[WORK INSTRUCTIONS]:
Go through the records and give each one again exactly.

— BEGIN GIVEN RECORDS —

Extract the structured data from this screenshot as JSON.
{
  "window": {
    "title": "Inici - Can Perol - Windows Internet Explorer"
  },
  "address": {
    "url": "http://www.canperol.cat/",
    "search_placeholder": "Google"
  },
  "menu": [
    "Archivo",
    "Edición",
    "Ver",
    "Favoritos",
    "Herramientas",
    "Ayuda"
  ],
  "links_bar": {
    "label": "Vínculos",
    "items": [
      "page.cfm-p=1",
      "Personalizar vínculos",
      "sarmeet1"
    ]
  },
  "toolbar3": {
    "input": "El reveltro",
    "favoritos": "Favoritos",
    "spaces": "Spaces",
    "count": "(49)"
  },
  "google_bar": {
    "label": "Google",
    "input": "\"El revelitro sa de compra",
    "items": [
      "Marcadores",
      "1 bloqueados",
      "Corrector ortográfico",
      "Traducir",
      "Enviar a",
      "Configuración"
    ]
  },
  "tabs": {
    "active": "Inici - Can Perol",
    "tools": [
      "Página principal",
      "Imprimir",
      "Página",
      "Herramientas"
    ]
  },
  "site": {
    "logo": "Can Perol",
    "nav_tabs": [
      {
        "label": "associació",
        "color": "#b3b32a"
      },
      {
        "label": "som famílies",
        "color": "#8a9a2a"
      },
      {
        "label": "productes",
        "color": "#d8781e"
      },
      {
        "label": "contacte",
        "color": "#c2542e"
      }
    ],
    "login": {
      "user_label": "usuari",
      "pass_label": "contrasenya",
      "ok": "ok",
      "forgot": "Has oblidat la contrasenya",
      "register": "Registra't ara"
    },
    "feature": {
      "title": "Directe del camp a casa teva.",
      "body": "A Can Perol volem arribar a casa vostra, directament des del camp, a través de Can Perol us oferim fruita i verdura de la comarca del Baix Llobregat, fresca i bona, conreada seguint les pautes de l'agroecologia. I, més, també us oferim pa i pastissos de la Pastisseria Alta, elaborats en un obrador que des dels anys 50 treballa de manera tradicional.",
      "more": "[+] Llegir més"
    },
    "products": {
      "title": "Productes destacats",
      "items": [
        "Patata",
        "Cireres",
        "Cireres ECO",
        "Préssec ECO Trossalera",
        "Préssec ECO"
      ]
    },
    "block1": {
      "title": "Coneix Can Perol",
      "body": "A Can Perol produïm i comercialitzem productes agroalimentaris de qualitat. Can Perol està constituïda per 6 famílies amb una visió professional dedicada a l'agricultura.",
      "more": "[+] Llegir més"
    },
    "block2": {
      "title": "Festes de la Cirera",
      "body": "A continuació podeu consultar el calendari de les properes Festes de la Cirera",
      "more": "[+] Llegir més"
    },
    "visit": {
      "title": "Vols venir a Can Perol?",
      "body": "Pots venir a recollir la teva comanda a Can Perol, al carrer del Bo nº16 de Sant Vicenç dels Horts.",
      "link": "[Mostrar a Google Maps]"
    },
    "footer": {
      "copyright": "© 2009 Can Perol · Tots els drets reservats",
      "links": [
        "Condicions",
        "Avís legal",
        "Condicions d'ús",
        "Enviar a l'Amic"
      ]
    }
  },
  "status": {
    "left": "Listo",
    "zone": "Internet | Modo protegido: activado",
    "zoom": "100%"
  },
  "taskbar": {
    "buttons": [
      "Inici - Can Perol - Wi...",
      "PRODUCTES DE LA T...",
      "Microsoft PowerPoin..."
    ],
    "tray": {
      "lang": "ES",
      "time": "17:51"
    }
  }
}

— END GIVEN RECORDS —

[SOLVED EXERCISE]:
Extract the structured data from this screenshot as JSON.
{
  "window": {
    "title": "Inici - Can Perol - Windows Internet Explorer"
  },
  "address": {
    "url": "http://www.canperol.cat/",
    "search_placeholder": "Google"
  },
  "menu": [
    "Archivo",
    "Edición",
    "Ver",
    "Favoritos",
    "Herramientas",
    "Ayuda"
  ],
  "links_bar": {
    "label": "Vínculos",
    "items": [
      "page.cfm-p=1",
      "Personalizar vínculos",
      "sarmeet1"
    ]
  },
  "toolbar3": {
    "input": "El reveltro",
    "favoritos": "Favoritos",
    "spaces": "Spaces",
    "count": "(49)"
  },
  "google_bar": {
    "label": "Google",
    "input": "\"El revelitro sa de compra",
    "items": [
      "Marcadores",
      "1 bloqueados",
      "Corrector ortográfico",
      "Traducir",
      "Enviar a",
      "Configuración"
    ]
  },
  "tabs": {
    "active": "Inici - Can Perol",
    "tools": [
      "Página principal",
      "Imprimir",
      "Página",
      "Herramientas"
    ]
  },
  "site": {
    "logo": "Can Perol",
    "nav_tabs": [
      {
        "label": "associació",
        "color": "#b3b32a"
      },
      {
        "label": "som famílies",
        "color": "#8a9a2a"
      },
      {
        "label": "productes",
        "color": "#d8781e"
      },
      {
        "label": "contacte",
        "color": "#c2542e"
      }
    ],
    "login": {
      "user_label": "usuari",
      "pass_label": "contrasenya",
      "ok": "ok",
      "forgot": "Has oblidat la contrasenya",
      "register": "Registra't ara"
    },
    "feature": {
      "title": "Directe del camp a casa teva.",
      "body": "A Can Perol volem arribar a casa vostra, directament des del camp, a través de Can Perol us oferim fruita i verdura de la comarca del Baix Llobregat, fresca i bona, conreada seguint les pautes de l'agroecologia. I, més, també us oferim pa i pastissos de la Pastisseria Alta, elaborats en un obrador que des dels anys 50 treballa de manera tradicional.",
      "more": "[+] Llegir més"
    },
    "products": {
      "title": "Productes destacats",
      "items": [
        "Patata",
        "Cireres",
        "Cireres ECO",
        "Préssec ECO Trossalera",
        "Préssec ECO"
      ]
    },
    "block1": {
      "title": "Coneix Can Perol",
      "body": "A Can Perol produïm i comercialitzem productes agroalimentaris de qualitat. Can Perol està constituïda per 6 famílies amb una visió professional dedicada a l'agricultura.",
      "more": "[+] Llegir més"
    },
    "block2": {
      "title": "Festes de la Cirera",
      "body": "A continuació podeu consultar el calendari de les properes Festes de la Cirera",
      "more": "[+] Llegir més"
    },
    "visit": {
      "title": "Vols venir a Can Perol?",
      "body": "Pots venir a recollir la teva comanda a Can Perol, al carrer del Bo nº16 de Sant Vicenç dels Horts.",
      "link": "[Mostrar a Google Maps]"
    },
    "footer": {
      "copyright": "© 2009 Can Perol · Tots els drets reservats",
      "links": [
        "Condicions",
        "Avís legal",
        "Condicions d'ús",
        "Enviar a l'Amic"
      ]
    }
  },
  "status": {
    "left": "Listo",
    "zone": "Internet | Modo protegido: activado",
    "zoom": "100%"
  },
  "taskbar": {
    "buttons": [
      "Inici - Can Perol - Wi...",
      "PRODUCTES DE LA T...",
      "Microsoft PowerPoin..."
    ],
    "tray": {
      "lang": "ES",
      "time": "17:51"
    }
  }
}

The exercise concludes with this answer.